_Description of the task_
Transcribe, word for word, the line containing "Transcribe this image's" and each line following it through the end of the listing below. Omit all other lines.

_Available records_
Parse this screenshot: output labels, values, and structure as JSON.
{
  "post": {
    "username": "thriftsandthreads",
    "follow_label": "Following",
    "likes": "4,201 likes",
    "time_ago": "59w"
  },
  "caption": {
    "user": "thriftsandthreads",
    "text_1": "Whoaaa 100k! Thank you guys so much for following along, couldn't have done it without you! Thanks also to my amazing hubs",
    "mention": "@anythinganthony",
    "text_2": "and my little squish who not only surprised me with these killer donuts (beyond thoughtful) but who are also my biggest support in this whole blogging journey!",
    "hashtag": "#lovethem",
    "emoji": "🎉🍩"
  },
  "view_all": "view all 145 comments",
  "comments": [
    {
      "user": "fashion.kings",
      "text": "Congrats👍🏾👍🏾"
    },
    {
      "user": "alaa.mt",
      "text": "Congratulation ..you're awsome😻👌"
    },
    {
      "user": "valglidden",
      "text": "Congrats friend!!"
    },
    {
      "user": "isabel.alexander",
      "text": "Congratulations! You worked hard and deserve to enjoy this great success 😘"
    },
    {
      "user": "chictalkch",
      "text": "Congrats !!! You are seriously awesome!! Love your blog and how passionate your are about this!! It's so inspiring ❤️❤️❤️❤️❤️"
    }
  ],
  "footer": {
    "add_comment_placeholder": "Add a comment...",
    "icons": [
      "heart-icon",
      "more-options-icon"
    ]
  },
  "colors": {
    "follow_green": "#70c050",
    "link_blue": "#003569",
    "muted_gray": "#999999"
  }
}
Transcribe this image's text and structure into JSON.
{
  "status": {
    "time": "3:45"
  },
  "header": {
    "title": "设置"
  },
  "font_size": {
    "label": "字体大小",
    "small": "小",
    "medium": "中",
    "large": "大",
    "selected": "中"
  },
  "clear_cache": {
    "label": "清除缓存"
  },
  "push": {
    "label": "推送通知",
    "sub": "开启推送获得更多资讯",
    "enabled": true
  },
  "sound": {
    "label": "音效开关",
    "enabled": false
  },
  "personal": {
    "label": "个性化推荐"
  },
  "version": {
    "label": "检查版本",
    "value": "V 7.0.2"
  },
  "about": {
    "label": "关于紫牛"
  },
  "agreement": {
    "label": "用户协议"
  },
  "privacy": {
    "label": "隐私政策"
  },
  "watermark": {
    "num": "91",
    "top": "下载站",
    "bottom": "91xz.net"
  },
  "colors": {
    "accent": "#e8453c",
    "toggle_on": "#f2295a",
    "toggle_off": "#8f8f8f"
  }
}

_Full output_
Transcribe this image's text and structure into JSON.
{
  "status": {
    "time": "3:45"
  },
  "header": {
    "title": "设置"
  },
  "font_size": {
    "label": "字体大小",
    "small": "小",
    "medium": "中",
    "large": "大",
    "selected": "中"
  },
  "clear_cache": {
    "label": "清除缓存"
  },
  "push": {
    "label": "推送通知",
    "sub": "开启推送获得更多资讯",
    "enabled": true
  },
  "sound": {
    "label": "音效开关",
    "enabled": false
  },
  "personal": {
    "label": "个性化推荐"
  },
  "version": {
    "label": "检查版本",
    "value": "V 7.0.2"
  },
  "about": {
    "label": "关于紫牛"
  },
  "agreement": {
    "label": "用户协议"
  },
  "privacy": {
    "label": "隐私政策"
  },
  "watermark": {
    "num": "91",
    "top": "下载站",
    "bottom": "91xz.net"
  },
  "colors": {
    "accent": "#e8453c",
    "toggle_on": "#f2295a",
    "toggle_off": "#8f8f8f"
  }
}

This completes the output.